▸ **OBJECTIF 1**
Reprenez le texte sur le sport-spectacle au Québec à partir de « Ce n'est pas » et jusqu'à « Calgary ou Vancouver. », en remplaçant « Lausanne » par « Genève ».
▸ **OBJECTIF 2**
Rédigez la suite du texte sur le sport-spectacle au Québec, à partir de l'endroit où il s'arrête.

▸ **TEXTE FOURNI**
#####

C'est tout de même étonnant, quand on y pense! Au moment où le Québec compose avec l'austérité et où la chute des cours du pétrole ralentit l'économie canadienne, des gens d'affaires et des élus sont tentés comme jamais par l'aventure du sport-spectacle.

À Québec, le groupe Québecor travaille au retour des Nordiques, profitant de la construction du Centre Vidéotron au coût de 400 millions, financée presque entièrement par des fonds publics.

À Montréal, des investisseurs menés par Stephen Bronfman planchent sur la renaissance des Expos. Le maire Denis Coderre, qui rêve d'un nouveau stade au centre-ville, porte le projet avec fougue.

Ce n'est pas tout: lundi, Régis Labeaume sera à Lausanne, où il rencontrera Thomas Bach, le président du Comité international olympique (CIO), afin d'examiner la possibilité de tenir les Jeux d'hiver dans la capitale nationale. Le maire de Québec est encouragé par un récent sondage Léger: 57% des répondants appuient le projet s'il est réalisé conjointement avec une autre ville comme Lake Placid, Calgary ou Vancouver.

#####

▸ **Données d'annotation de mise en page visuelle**
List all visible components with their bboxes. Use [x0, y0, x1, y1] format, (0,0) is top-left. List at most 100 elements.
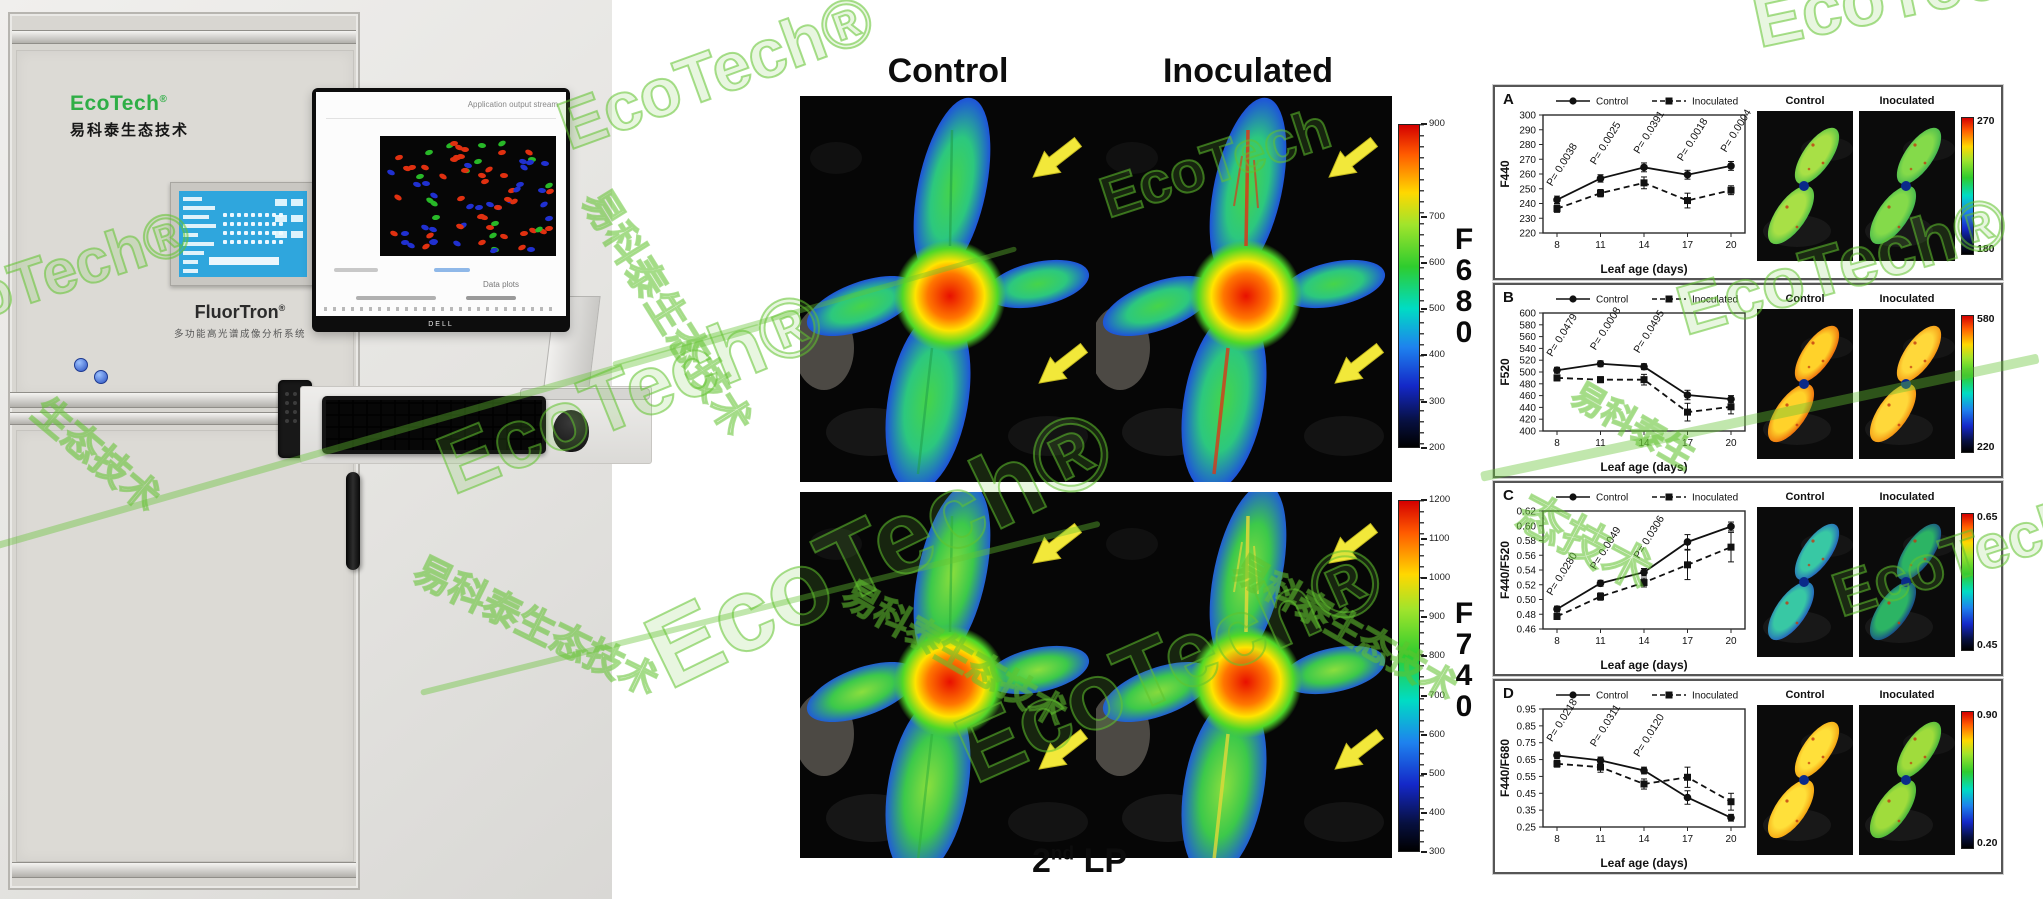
- svg-text:460: 460: [1519, 391, 1536, 402]
- svg-text:0.50: 0.50: [1517, 595, 1537, 606]
- colorbar-tick-label: 700: [1429, 689, 1445, 701]
- svg-text:20: 20: [1725, 438, 1737, 449]
- mouse[interactable]: [553, 410, 589, 452]
- stats-panel-a: A 220 230 240 250 260 270 280 290 300 8 11 14 17 20 Le…: [1493, 85, 2003, 280]
- panel-colorbar-min: 220: [1977, 441, 1995, 453]
- colorbar-tick: [1421, 655, 1427, 658]
- panel-letter: D: [1503, 685, 1514, 702]
- svg-text:400: 400: [1519, 427, 1536, 438]
- svg-text:0.75: 0.75: [1517, 738, 1537, 749]
- cabinet-mid-rail-1: [10, 392, 358, 408]
- svg-text:17: 17: [1682, 834, 1694, 845]
- panel-control-image-label: Control: [1785, 293, 1825, 305]
- panel-control-image: [1757, 111, 1853, 261]
- colorbar-tick: [1421, 772, 1427, 775]
- panel-inoculated-image: [1859, 309, 1955, 459]
- model-label-block: FluorTron® 多功能高光谱成像分析系统: [160, 302, 320, 340]
- touchscreen-frame: [170, 182, 316, 286]
- svg-text:11: 11: [1595, 438, 1606, 449]
- panel-inoculated-image-label: Inoculated: [1879, 491, 1935, 503]
- colorbar-tick: [1421, 400, 1427, 403]
- panel-inoculated-image-label: Inoculated: [1879, 293, 1935, 305]
- svg-text:220: 220: [1519, 229, 1536, 240]
- svg-text:0.60: 0.60: [1517, 521, 1537, 532]
- svg-text:480: 480: [1519, 379, 1536, 390]
- svg-text:14: 14: [1638, 438, 1650, 449]
- monitor-app-title: Application output stream: [467, 100, 558, 109]
- svg-text:0.48: 0.48: [1517, 610, 1537, 621]
- svg-text:0.25: 0.25: [1517, 823, 1537, 834]
- colorbar-tick-label: 1100: [1429, 533, 1450, 545]
- svg-text:20: 20: [1725, 834, 1737, 845]
- plant-image-inoculated-F680: [1090, 96, 1392, 492]
- panel-colorbar: [1961, 117, 1974, 255]
- figure-caption: 2nd LP: [1032, 842, 1128, 880]
- watermark-text: EcoTech®: [1745, 0, 2043, 64]
- svg-text:P= 0.0038: P= 0.0038: [1544, 141, 1580, 188]
- panel-colorbar: [1961, 513, 1974, 651]
- touchscreen[interactable]: [179, 191, 307, 277]
- svg-text:P= 0.0391: P= 0.0391: [1631, 109, 1667, 156]
- svg-text:P= 0.0049: P= 0.0049: [1588, 525, 1624, 572]
- stats-panel-c: C 0.46 0.48 0.50 0.52 0.54 0.56 0.58 0.60 0.62 8 1…: [1493, 481, 2003, 676]
- stats-panels: A 220 230 240 250 260 270 280 290 300 8 11 14 17 20 Le…: [1493, 85, 2003, 874]
- svg-text:Control: Control: [1596, 97, 1628, 108]
- plant-image-inoculated-F740: [1090, 483, 1392, 878]
- svg-text:0.62: 0.62: [1517, 507, 1537, 518]
- svg-text:P= 0.0495: P= 0.0495: [1631, 308, 1667, 355]
- monitor-link-placeholder[interactable]: [434, 268, 470, 272]
- inoculated-header: Inoculated: [1162, 52, 1334, 90]
- stats-panel-b: B 400 420 440 460 480 500 520 540 560 580 600 8 11 14…: [1493, 283, 2003, 478]
- colorbar-minor-ticks: [1420, 500, 1424, 852]
- svg-text:F440/F520: F440/F520: [1498, 541, 1512, 599]
- monitor-text-placeholder-2: [356, 296, 436, 300]
- svg-text:Leaf age (days): Leaf age (days): [1600, 460, 1687, 474]
- svg-text:14: 14: [1638, 834, 1650, 845]
- colorbar-tick-label: 600: [1429, 256, 1445, 268]
- panel-colorbar: [1961, 315, 1974, 453]
- panel-colorbar-max: 270: [1977, 115, 1995, 127]
- colorbar-tick-label: 500: [1429, 303, 1445, 315]
- svg-text:14: 14: [1638, 240, 1650, 251]
- control-header: Control: [887, 52, 1009, 90]
- monitor-toolbar[interactable]: [324, 307, 558, 311]
- svg-text:Leaf age (days): Leaf age (days): [1600, 856, 1687, 870]
- svg-text:0.52: 0.52: [1517, 580, 1537, 591]
- svg-text:P= 0.0018: P= 0.0018: [1675, 116, 1711, 163]
- instrument-photo: EcoTech® 易科泰生态技术 FluorTron® 多功能高光谱成像分析系统: [0, 0, 652, 899]
- panel-letter: A: [1503, 91, 1514, 108]
- panel-control-image-label: Control: [1785, 491, 1825, 503]
- cabinet-bottom-rail: [12, 862, 356, 878]
- monitor-stand-base: [520, 388, 650, 400]
- svg-text:600: 600: [1519, 309, 1536, 320]
- keyboard[interactable]: [322, 396, 546, 454]
- svg-text:P= 0.0479: P= 0.0479: [1544, 311, 1580, 358]
- svg-text:F440: F440: [1498, 160, 1512, 188]
- panel-letter: B: [1503, 289, 1514, 306]
- svg-text:Control: Control: [1596, 493, 1628, 504]
- colorbar-tick: [1421, 354, 1427, 357]
- panel-inoculated-image-label: Inoculated: [1879, 689, 1935, 701]
- svg-text:280: 280: [1519, 140, 1536, 151]
- colorbar-tick: [1421, 811, 1427, 814]
- power-button[interactable]: [74, 358, 88, 372]
- svg-text:0.56: 0.56: [1517, 551, 1537, 562]
- svg-text:440: 440: [1519, 403, 1536, 414]
- colorbar-tick: [1421, 447, 1427, 449]
- monitor: Application output stream Data plots DEL…: [312, 88, 570, 332]
- colorbar-tick: [1421, 308, 1427, 311]
- svg-text:580: 580: [1519, 320, 1536, 331]
- panel-control-image: [1757, 705, 1853, 855]
- svg-text:Control: Control: [1596, 295, 1628, 306]
- svg-text:Leaf age (days): Leaf age (days): [1600, 658, 1687, 672]
- svg-text:500: 500: [1519, 368, 1536, 379]
- door-handle[interactable]: [346, 472, 360, 570]
- svg-text:20: 20: [1725, 636, 1737, 647]
- dell-logo: DELL: [428, 320, 454, 328]
- colorbar-tick: [1421, 616, 1427, 619]
- svg-text:8: 8: [1554, 834, 1560, 845]
- svg-text:17: 17: [1682, 438, 1694, 449]
- svg-text:0.85: 0.85: [1517, 721, 1537, 732]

#####

▸ **RÉPONSE RÉDIGÉE 1**
Ce n'est pas tout: lundi, Régis Labeaume sera à Genève, où il rencontrera Thomas Bach, le président du Comité international olympique (CIO), afin d'examiner la possibilité de tenir les Jeux d'hiver dans la capitale nationale. Le maire de Québec est encouragé par un récent sondage Léger: 57% des répondants appuient le projet s'il est réalisé conjointement avec une autre ville comme Lake Placid, Calgary ou Vancouver.

▸ **RÉPONSE RÉDIGÉE 2**
En 15 ans, difficile d'imaginer plus énorme changement. Rappelons-nous: en 2001, en désespoir de cause, la brasserie Molson a vendu au rabais le Canadien à l'Américain George Gillett.

«En dépit des rumeurs, nous n'avons pas reçu une seule offre d'entreprise ou de gens d'affaires du Canada et du Québec pour le Canadien et le Centre Molson», expliqua alors Daniel O'Neill, président de Molson.

Dans les médias, le transfert éventuel du CH aux États-Unis était évoqué. Un samedi de février 2001, La Presse publia une manchette coup-de-poing: «Les Montréalais redoutent le départ du Canadien». Selon un sondage, 64 % des répondants croyaient à cette possibilité. Un expert annonçait la fin prochaine du sport professionnel majeur au Québec.

Le ton était un peu alarmiste, mais avouons que la situation n'était pas réjouissante. 

Six ans plus tôt, les Nordiques avaient quitté Québec malgré la présence d'importants groupes québécois parmi les actionnaires, dont l'épicier Metro-Richelieu.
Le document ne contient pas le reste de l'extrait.